Aim: Gather all lines containing the string "should" and copy them out.

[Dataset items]
* * * * * * *

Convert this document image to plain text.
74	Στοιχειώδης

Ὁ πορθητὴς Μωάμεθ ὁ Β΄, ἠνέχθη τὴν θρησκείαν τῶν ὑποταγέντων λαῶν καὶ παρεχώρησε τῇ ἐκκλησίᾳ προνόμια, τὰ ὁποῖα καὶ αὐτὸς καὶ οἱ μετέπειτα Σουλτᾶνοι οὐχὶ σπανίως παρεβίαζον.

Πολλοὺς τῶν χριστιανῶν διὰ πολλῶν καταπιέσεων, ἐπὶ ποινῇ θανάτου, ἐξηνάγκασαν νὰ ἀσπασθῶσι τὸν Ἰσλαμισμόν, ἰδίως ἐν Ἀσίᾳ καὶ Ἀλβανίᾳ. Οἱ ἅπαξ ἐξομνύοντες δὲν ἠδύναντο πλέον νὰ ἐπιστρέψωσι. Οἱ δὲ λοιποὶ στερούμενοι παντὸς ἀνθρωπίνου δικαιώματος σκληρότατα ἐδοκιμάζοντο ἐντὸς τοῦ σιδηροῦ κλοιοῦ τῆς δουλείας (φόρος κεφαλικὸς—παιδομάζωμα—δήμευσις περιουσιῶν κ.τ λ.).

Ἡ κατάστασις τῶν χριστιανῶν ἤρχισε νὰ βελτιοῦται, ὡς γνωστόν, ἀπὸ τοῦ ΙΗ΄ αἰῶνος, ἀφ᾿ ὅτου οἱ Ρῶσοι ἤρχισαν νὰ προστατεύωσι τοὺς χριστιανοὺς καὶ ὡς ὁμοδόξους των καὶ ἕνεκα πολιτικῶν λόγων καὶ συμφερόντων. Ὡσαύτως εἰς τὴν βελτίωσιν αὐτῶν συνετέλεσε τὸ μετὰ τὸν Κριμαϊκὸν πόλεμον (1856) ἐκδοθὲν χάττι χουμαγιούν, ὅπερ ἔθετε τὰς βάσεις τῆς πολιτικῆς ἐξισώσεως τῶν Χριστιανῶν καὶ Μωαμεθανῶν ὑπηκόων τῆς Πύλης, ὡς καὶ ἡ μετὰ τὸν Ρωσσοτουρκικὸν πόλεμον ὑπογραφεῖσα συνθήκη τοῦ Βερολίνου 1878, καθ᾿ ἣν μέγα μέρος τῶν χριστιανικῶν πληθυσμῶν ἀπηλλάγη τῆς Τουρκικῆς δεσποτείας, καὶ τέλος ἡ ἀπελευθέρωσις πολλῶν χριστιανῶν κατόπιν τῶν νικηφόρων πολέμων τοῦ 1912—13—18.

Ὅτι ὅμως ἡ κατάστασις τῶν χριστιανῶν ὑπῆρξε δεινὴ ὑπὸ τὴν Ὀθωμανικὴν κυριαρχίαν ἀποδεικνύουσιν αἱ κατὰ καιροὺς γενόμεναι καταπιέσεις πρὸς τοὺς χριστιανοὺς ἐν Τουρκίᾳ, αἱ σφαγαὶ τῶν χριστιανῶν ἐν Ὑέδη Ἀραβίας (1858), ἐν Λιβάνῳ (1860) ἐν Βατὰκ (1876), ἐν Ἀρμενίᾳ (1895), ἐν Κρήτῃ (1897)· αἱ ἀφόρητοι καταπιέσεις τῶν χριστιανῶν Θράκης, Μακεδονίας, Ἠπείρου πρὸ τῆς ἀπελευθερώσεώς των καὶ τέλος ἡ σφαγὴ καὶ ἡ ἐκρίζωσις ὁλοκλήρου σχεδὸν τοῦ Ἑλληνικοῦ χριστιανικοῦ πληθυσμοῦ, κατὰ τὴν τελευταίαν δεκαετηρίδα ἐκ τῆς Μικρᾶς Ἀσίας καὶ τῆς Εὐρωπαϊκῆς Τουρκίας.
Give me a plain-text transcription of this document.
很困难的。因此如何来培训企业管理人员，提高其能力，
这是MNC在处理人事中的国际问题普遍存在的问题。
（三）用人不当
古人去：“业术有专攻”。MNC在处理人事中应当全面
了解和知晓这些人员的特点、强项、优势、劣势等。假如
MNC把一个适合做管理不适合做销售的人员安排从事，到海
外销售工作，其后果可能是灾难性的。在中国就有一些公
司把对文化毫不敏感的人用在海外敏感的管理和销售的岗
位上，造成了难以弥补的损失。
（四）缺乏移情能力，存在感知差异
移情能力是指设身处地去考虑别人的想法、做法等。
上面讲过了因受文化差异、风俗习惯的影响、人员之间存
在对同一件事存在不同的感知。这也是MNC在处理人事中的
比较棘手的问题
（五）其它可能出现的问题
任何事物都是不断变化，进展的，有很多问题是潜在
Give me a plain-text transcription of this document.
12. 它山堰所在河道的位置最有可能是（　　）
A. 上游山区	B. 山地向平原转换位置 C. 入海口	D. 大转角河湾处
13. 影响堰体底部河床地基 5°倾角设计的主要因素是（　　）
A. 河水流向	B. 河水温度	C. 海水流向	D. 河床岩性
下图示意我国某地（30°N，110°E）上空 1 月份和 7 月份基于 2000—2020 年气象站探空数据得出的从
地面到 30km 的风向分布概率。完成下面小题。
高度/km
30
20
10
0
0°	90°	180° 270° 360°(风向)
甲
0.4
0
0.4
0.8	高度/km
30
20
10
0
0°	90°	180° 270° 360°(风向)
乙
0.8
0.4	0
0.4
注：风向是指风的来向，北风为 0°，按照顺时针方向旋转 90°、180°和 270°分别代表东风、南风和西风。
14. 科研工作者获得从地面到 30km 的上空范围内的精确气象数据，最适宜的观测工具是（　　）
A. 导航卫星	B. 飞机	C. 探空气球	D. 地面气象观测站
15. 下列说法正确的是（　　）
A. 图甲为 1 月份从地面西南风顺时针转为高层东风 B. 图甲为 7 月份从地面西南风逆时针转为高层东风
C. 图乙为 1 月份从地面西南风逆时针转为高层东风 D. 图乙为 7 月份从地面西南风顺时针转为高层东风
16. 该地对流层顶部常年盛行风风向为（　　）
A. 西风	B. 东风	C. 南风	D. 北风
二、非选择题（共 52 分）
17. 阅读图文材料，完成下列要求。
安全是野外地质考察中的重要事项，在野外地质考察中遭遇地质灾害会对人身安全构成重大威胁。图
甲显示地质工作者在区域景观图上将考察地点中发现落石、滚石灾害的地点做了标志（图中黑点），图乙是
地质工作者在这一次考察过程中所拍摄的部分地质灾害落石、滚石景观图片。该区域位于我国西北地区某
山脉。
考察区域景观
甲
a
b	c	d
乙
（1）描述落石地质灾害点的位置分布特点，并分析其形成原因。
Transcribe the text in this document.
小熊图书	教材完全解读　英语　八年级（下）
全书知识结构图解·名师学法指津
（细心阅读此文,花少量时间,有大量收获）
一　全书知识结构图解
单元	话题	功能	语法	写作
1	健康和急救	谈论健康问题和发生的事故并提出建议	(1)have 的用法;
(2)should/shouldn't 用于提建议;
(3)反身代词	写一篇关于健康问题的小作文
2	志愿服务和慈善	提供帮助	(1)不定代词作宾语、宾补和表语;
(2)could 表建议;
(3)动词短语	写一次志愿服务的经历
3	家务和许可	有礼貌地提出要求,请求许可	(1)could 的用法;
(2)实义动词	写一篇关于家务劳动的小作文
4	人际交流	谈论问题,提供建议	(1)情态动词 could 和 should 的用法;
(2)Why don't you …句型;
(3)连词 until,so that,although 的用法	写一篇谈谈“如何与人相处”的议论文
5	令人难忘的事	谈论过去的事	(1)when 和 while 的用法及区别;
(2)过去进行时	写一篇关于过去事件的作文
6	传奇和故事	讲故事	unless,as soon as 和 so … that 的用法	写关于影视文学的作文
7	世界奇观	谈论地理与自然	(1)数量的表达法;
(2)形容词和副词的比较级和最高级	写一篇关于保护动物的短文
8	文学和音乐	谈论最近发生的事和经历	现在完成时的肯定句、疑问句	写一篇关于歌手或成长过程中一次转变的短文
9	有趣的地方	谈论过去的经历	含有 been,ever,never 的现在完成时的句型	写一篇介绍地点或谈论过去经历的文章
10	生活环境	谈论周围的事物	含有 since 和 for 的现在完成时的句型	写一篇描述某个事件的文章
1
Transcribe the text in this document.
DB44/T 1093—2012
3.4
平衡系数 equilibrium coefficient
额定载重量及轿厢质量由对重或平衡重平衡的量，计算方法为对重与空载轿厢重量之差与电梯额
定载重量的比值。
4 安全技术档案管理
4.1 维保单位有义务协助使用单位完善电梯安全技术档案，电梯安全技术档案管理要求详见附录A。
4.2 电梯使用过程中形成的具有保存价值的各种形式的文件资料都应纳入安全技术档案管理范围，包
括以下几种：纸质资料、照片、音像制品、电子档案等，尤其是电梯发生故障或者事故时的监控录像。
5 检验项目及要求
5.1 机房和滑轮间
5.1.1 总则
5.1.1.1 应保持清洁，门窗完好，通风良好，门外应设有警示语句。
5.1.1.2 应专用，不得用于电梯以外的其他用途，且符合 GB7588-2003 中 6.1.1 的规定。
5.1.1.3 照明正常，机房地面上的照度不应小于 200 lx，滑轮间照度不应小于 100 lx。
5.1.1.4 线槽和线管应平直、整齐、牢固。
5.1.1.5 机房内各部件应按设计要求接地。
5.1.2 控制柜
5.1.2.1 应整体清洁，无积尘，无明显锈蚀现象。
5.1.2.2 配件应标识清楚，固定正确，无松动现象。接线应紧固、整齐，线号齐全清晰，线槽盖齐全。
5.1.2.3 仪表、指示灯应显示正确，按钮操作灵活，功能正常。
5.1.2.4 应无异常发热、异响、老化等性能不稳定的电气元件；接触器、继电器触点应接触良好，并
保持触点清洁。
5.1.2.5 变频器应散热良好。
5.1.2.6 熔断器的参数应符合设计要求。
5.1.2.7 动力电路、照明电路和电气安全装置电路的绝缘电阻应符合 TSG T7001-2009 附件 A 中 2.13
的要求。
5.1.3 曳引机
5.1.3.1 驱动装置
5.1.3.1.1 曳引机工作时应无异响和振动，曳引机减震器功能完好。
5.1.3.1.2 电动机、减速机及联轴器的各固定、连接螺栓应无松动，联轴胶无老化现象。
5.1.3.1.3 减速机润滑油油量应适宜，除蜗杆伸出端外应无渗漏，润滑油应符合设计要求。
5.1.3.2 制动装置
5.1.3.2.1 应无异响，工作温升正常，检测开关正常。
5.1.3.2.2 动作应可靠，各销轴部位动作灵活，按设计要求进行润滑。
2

* * * * * * *

Response to this exercise:
(2)should/shouldn't 用于提建议;
4	人际交流	谈论问题,提供建议	(1)情态动词 could 和 should 的用法;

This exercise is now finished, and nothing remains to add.